Set task 1: Reproduce verbatim the stretch of the passage on Lucky Bastard's start in tattooing from "During the early" through "to what extent.".
Set task 2: Render the stretch of the entries from the first line through the line containing "disclaimer-line2: we make" as a JSON list of strings, one string per line and blank lines omitted.

Document text:
+++

During the early 1980’s the punk rock and gang scenes were overlapping in Los Angeles. As a teenager Lucky Bastard was heavily influenced by both of these cultures. Having mainly older friends, Lucky was exposed at an early age to tattoos because all of his friends already had them. He tattooed his own hands while he was in the juvenile justice system, but soon after, he got his first professional tattoo. The whole deal changed for him at a dirty shop on Hollywood Boulevard when he got a skull and dagger on his upper right arm. “I was too stupid to realize it hurt,” he recalls. Right away he knew that tattoos were for him, but at this time did not know to what extent.
It wasn’t until Lucky’s second tattoo, from Joe Vegas, that he had really got into the whole idea of tattooing. It was not only something he wanted on himself, but something that he could do for a living. Vegas got Lucky an apprenticeship with a tattooer named Snickers at Long Beach Tattoo. Snickers was a natural caricature artist. He drew really well and with limited effort. With the help of Snickers and Vegas, Lucky learned the art of tattooing. “It was the perfect place to learn how to deal with crackheads and hookers,” Lucky says, “and it made dealing with regular clients a lot easier.”

+++

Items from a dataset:
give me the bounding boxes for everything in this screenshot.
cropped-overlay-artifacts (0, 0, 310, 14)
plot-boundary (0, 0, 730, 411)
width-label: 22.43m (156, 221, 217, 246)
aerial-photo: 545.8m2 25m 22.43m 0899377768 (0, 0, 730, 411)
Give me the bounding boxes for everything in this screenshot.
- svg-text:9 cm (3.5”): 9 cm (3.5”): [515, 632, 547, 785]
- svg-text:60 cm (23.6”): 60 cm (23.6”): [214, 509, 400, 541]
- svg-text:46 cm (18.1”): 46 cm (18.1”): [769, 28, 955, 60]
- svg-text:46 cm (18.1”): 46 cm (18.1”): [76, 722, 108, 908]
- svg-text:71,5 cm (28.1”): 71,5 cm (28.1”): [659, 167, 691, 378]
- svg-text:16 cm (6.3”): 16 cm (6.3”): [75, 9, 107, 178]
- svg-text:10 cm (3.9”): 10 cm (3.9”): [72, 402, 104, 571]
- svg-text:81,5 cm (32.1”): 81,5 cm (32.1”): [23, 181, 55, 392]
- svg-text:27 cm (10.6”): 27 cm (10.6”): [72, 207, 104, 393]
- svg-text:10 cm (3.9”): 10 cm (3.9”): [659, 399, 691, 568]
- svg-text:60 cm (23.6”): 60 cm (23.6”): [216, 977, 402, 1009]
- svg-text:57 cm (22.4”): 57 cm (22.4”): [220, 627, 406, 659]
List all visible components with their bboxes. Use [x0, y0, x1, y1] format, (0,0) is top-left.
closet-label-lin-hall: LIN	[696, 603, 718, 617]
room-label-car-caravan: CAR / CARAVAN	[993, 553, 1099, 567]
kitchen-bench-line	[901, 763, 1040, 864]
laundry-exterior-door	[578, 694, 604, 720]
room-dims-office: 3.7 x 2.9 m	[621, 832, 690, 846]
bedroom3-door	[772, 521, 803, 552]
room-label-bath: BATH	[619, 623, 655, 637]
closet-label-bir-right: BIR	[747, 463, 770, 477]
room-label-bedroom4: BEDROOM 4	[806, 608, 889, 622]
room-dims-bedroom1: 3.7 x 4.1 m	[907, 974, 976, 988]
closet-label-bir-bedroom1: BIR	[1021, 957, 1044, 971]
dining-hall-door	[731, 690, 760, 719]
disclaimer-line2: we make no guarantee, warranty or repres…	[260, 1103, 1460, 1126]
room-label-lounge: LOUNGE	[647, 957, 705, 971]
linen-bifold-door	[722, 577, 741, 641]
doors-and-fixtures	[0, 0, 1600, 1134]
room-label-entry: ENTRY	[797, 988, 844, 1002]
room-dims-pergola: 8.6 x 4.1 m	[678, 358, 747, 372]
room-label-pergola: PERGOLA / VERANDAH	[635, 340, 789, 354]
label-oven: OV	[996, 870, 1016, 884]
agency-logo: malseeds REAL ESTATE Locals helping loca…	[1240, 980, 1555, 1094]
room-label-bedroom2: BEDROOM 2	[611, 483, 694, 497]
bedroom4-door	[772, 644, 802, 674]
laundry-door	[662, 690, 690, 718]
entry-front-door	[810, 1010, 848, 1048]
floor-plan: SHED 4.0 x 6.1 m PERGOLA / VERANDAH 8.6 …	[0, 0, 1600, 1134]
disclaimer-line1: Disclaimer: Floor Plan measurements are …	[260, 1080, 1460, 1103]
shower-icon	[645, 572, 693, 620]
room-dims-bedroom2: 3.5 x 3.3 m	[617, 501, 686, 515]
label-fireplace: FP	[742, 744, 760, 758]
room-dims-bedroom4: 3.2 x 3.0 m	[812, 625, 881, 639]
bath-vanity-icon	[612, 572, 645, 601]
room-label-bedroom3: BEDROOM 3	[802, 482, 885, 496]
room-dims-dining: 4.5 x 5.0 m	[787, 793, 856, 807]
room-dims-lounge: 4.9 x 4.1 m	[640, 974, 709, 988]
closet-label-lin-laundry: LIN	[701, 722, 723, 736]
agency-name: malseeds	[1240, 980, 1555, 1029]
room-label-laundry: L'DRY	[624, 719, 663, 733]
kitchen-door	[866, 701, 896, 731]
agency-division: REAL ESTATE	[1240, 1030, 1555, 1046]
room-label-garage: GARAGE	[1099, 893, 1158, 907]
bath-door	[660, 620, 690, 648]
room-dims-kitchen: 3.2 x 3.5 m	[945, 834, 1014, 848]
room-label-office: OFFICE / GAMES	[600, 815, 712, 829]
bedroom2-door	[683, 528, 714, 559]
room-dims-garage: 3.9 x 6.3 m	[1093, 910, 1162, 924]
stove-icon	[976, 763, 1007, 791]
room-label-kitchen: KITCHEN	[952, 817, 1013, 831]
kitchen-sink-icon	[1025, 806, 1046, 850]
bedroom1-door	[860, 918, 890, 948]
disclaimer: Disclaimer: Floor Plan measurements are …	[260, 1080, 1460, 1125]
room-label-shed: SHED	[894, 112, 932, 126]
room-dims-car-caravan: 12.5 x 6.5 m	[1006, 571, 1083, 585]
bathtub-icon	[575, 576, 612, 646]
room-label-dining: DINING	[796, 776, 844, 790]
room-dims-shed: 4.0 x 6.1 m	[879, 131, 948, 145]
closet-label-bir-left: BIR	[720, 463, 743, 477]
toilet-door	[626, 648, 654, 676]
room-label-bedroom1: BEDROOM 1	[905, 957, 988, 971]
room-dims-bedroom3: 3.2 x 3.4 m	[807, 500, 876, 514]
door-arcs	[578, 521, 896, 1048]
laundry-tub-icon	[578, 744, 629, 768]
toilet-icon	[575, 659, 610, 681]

+++

Task response 1:
During the early 1980’s the punk rock and gang scenes were overlapping in Los Angeles. As a teenager Lucky Bastard was heavily influenced by both of these cultures. Having mainly older friends, Lucky was exposed at an early age to tattoos because all of his friends already had them. He tattooed his own hands while he was in the juvenile justice system, but soon after, he got his first professional tattoo. The whole deal changed for him at a dirty shop on Hollywood Boulevard when he got a skull and dagger on his upper right arm. “I was too stupid to realize it hurt,” he recalls. Right away he knew that tattoos were for him, but at this time did not know to what extent.

Task response 2:
[
  "give me the bounding boxes for everything in this screenshot.",
  "cropped-overlay-artifacts (0, 0, 310, 14)",
  "plot-boundary (0, 0, 730, 411)",
  "width-label: 22.43m (156, 221, 217, 246)",
  "aerial-photo: 545.8m2 25m 22.43m 0899377768 (0, 0, 730, 411)",
  "Give me the bounding boxes for everything in this screenshot.",
  "- svg-text:9 cm (3.5”): 9 cm (3.5”): [515, 632, 547, 785]",
  "- svg-text:60 cm (23.6”): 60 cm (23.6”): [214, 509, 400, 541]",
  "- svg-text:46 cm (18.1”): 46 cm (18.1”): [769, 28, 955, 60]",
  "- svg-text:46 cm (18.1”): 46 cm (18.1”): [76, 722, 108, 908]",
  "- svg-text:71,5 cm (28.1”): 71,5 cm (28.1”): [659, 167, 691, 378]",
  "- svg-text:16 cm (6.3”): 16 cm (6.3”): [75, 9, 107, 178]",
  "- svg-text:10 cm (3.9”): 10 cm (3.9”): [72, 402, 104, 571]",
  "- svg-text:81,5 cm (32.1”): 81,5 cm (32.1”): [23, 181, 55, 392]",
  "- svg-text:27 cm (10.6”): 27 cm (10.6”): [72, 207, 104, 393]",
  "- svg-text:10 cm (3.9”): 10 cm (3.9”): [659, 399, 691, 568]",
  "- svg-text:60 cm (23.6”): 60 cm (23.6”): [216, 977, 402, 1009]",
  "- svg-text:57 cm (22.4”): 57 cm (22.4”): [220, 627, 406, 659]",
  "List all visible components with their bboxes. Use [x0, y0, x1, y1] format, (0,0) is top-left.",
  "closet-label-lin-hall: LIN\t[696, 603, 718, 617]",
  "room-label-car-caravan: CAR / CARAVAN\t[993, 553, 1099, 567]",
  "kitchen-bench-line\t[901, 763, 1040, 864]",
  "laundry-exterior-door\t[578, 694, 604, 720]",
  "room-dims-office: 3.7 x 2.9 m\t[621, 832, 690, 846]",
  "bedroom3-door\t[772, 521, 803, 552]",
  "room-label-bath: BATH\t[619, 623, 655, 637]",
  "closet-label-bir-right: BIR\t[747, 463, 770, 477]",
  "room-label-bedroom4: BEDROOM 4\t[806, 608, 889, 622]",
  "room-dims-bedroom1: 3.7 x 4.1 m\t[907, 974, 976, 988]",
  "closet-label-bir-bedroom1: BIR\t[1021, 957, 1044, 971]",
  "dining-hall-door\t[731, 690, 760, 719]",
  "disclaimer-line2: we make no guarantee, warranty or repres…\t[260, 1103, 1460, 1126]"
]